### [Exercise description]
Search the material for the string "Cloud", then return every line where it is found.

### [Input rows]
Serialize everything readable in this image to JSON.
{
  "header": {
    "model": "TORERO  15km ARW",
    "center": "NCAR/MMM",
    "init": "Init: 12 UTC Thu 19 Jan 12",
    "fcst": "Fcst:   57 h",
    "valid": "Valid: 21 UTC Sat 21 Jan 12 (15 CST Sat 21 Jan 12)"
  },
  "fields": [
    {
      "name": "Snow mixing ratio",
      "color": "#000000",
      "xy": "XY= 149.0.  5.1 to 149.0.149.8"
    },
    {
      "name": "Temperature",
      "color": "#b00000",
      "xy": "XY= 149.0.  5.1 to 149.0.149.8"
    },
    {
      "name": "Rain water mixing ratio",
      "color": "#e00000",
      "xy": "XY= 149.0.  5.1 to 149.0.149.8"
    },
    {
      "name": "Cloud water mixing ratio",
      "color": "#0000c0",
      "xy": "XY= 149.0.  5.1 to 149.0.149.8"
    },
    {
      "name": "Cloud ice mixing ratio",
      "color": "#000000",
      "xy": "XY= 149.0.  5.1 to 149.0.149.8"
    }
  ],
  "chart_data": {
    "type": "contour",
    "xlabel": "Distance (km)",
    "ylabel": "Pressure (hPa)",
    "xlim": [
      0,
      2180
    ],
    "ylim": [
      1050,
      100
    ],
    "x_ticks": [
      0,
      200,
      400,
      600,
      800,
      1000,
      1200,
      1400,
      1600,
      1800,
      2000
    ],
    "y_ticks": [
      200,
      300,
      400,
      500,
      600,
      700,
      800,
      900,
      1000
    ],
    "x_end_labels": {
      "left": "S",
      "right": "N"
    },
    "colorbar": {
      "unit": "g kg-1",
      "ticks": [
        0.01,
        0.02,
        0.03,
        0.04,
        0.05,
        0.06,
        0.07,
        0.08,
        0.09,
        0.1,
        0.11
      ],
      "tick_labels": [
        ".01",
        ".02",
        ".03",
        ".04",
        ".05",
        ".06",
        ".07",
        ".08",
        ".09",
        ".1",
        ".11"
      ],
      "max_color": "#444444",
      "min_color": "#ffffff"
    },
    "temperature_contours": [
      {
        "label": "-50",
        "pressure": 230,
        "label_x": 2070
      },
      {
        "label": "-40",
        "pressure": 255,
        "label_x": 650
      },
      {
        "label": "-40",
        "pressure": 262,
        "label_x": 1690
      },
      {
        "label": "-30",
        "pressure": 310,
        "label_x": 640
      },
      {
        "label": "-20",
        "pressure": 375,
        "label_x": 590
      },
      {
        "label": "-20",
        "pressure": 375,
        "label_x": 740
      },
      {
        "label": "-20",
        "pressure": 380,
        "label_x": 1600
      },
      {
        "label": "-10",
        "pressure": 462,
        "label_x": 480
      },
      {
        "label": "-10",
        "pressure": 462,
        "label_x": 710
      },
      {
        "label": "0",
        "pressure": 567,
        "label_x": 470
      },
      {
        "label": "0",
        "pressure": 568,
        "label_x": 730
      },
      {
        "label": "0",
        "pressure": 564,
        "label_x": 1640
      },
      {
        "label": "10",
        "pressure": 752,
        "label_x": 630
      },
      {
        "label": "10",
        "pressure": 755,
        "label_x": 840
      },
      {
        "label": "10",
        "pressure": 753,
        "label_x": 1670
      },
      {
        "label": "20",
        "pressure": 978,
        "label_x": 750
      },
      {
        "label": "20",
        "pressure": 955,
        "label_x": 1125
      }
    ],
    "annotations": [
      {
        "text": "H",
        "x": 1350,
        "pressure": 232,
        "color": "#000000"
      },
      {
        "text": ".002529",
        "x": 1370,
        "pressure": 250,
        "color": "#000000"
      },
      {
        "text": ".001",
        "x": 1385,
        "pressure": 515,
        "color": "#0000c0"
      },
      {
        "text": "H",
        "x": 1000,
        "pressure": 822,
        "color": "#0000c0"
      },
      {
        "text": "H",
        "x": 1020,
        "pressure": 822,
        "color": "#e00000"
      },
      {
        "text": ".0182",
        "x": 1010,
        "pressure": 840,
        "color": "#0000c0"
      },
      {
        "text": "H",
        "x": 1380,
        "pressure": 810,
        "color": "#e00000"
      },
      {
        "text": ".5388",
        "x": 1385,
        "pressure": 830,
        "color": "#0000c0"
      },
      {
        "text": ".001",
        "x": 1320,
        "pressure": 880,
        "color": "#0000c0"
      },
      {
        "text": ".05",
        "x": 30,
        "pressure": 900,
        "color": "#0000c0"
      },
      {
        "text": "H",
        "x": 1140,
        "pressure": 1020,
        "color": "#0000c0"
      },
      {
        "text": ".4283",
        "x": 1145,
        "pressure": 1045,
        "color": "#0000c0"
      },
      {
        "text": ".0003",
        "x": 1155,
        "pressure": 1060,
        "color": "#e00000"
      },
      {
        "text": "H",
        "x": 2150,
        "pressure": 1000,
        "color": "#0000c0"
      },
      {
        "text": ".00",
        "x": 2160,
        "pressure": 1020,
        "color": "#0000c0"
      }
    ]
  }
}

### [Response]
      "name": "Cloud water mixing ratio",
      "name": "Cloud ice mixing ratio",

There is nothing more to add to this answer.